Exercise details: Gather all lines in the records below that include the word "Attacker".

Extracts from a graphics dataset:

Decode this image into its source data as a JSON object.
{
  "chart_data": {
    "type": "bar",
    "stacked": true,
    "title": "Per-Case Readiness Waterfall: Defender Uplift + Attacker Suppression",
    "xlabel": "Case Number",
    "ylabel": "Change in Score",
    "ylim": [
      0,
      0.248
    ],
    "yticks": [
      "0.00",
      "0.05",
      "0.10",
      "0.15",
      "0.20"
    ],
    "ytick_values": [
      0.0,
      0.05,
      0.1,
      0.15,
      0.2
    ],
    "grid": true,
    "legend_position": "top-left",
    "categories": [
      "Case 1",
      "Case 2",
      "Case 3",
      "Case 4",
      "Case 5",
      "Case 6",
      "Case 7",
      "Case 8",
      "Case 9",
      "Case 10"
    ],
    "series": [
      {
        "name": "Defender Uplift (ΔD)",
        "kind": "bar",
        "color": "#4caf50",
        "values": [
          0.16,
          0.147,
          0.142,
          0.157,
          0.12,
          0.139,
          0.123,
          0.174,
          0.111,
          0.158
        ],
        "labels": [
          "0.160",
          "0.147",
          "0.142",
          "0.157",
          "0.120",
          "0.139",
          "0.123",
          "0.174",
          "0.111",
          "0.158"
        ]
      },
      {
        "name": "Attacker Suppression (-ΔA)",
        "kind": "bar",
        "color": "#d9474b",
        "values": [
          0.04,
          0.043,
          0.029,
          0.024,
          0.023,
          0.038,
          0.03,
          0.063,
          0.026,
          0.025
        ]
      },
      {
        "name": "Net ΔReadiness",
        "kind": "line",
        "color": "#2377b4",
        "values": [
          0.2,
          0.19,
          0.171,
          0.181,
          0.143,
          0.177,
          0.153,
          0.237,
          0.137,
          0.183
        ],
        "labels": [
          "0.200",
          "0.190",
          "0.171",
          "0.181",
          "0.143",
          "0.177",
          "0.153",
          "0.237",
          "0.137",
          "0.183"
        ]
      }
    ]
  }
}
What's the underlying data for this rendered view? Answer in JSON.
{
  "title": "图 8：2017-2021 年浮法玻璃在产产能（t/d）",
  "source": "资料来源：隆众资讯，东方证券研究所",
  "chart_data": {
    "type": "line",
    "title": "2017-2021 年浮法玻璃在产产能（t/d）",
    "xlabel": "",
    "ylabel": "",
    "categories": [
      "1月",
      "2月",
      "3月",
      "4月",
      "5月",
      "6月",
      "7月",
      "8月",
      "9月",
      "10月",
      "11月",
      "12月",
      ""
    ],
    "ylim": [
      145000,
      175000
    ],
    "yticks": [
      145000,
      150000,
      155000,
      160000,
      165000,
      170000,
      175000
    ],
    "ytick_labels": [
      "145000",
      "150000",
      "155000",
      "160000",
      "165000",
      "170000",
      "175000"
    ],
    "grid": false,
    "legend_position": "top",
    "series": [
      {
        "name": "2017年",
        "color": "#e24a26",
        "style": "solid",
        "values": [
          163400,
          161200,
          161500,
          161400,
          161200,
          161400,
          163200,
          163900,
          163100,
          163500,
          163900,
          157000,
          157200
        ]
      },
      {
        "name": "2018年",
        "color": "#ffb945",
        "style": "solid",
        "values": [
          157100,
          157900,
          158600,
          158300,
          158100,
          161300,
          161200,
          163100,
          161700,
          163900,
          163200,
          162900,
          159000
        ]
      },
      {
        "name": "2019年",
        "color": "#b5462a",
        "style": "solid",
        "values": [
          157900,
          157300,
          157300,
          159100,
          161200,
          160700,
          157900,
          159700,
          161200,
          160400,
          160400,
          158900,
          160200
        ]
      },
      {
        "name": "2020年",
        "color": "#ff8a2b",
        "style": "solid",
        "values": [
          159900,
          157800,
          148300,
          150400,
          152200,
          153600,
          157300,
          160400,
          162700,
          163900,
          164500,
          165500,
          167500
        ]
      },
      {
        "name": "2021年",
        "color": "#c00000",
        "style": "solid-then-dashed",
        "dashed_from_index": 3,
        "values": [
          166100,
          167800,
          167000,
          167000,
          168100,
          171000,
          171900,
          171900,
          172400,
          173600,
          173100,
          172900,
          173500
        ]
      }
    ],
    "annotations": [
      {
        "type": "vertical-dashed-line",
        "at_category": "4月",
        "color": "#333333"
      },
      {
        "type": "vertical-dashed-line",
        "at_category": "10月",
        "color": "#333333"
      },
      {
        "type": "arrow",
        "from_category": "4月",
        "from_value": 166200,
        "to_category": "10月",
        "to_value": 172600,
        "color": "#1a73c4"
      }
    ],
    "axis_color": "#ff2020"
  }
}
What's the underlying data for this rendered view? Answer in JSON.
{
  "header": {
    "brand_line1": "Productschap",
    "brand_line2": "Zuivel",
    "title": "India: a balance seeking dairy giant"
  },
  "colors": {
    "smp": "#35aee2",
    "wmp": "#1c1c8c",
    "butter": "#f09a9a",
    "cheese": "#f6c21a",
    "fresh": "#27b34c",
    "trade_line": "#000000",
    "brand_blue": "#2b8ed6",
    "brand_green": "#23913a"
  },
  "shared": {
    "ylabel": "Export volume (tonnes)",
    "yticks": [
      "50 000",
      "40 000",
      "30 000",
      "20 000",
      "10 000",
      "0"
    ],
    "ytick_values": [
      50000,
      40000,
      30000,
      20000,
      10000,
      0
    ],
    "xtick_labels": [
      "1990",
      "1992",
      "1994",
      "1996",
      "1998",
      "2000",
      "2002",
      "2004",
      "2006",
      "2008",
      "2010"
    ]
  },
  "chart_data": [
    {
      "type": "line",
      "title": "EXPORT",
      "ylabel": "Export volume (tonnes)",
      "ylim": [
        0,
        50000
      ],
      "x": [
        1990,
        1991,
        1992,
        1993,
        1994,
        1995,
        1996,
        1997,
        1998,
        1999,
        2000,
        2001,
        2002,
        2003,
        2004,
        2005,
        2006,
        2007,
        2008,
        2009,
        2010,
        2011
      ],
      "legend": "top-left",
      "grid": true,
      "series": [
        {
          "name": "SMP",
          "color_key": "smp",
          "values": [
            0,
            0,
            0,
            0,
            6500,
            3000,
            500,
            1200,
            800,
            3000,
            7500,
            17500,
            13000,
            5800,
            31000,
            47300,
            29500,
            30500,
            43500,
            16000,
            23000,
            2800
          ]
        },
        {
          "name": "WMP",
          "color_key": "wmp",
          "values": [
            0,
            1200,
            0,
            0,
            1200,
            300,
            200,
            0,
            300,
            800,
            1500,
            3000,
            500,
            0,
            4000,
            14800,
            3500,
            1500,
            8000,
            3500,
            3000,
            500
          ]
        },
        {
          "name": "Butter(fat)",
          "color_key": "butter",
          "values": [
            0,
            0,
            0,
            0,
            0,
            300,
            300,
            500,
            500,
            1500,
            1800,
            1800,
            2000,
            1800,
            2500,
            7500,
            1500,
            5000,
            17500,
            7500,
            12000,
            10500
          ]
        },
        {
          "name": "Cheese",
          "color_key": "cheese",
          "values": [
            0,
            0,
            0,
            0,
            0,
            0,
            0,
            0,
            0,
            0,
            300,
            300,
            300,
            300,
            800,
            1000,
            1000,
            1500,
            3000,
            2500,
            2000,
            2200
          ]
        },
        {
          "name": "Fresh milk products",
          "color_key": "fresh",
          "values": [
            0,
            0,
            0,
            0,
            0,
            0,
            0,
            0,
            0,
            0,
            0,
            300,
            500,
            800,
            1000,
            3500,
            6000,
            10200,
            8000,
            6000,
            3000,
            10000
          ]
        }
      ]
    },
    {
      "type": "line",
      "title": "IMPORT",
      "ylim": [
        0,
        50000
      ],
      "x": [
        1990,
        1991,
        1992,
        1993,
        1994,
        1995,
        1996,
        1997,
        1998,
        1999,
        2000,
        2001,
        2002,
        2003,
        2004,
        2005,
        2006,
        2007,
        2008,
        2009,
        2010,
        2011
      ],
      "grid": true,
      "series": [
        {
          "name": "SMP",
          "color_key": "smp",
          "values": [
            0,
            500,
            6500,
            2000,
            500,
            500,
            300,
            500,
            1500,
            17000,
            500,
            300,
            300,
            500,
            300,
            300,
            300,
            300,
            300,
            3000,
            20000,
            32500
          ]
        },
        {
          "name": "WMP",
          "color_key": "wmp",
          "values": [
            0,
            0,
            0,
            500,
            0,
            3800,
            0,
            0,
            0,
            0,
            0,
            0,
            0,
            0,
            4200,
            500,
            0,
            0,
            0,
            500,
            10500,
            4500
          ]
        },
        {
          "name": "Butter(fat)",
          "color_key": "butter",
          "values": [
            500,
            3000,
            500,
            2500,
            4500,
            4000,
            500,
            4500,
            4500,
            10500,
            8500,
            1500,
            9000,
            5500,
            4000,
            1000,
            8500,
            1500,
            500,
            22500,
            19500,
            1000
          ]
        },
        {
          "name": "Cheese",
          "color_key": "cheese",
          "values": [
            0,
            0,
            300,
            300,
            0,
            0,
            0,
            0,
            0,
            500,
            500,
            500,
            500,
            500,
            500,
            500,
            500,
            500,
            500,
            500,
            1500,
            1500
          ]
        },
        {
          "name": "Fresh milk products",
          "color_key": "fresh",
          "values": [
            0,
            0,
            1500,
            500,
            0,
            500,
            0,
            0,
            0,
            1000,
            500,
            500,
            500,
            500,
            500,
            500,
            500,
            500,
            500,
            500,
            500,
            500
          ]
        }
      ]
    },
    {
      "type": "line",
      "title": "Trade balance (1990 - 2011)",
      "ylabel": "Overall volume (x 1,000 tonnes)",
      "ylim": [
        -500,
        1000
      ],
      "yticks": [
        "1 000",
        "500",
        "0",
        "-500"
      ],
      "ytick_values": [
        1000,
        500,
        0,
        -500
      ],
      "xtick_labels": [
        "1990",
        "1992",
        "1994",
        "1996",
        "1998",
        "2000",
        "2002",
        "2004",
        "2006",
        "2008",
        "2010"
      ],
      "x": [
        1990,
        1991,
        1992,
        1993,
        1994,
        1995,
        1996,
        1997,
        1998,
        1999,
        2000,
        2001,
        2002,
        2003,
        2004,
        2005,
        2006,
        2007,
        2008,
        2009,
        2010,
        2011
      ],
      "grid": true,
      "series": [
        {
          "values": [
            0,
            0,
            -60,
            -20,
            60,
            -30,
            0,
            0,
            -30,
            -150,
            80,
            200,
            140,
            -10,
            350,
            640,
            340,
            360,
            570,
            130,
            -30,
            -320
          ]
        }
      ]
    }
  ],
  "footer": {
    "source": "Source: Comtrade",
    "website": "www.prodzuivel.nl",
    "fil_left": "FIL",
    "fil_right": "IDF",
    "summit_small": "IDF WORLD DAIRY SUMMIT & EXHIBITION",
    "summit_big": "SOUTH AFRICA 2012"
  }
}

Final answer:
    "title": "Per-Case Readiness Waterfall: Defender Uplift + Attacker Suppression",
        "name": "Attacker Suppression (-ΔA)",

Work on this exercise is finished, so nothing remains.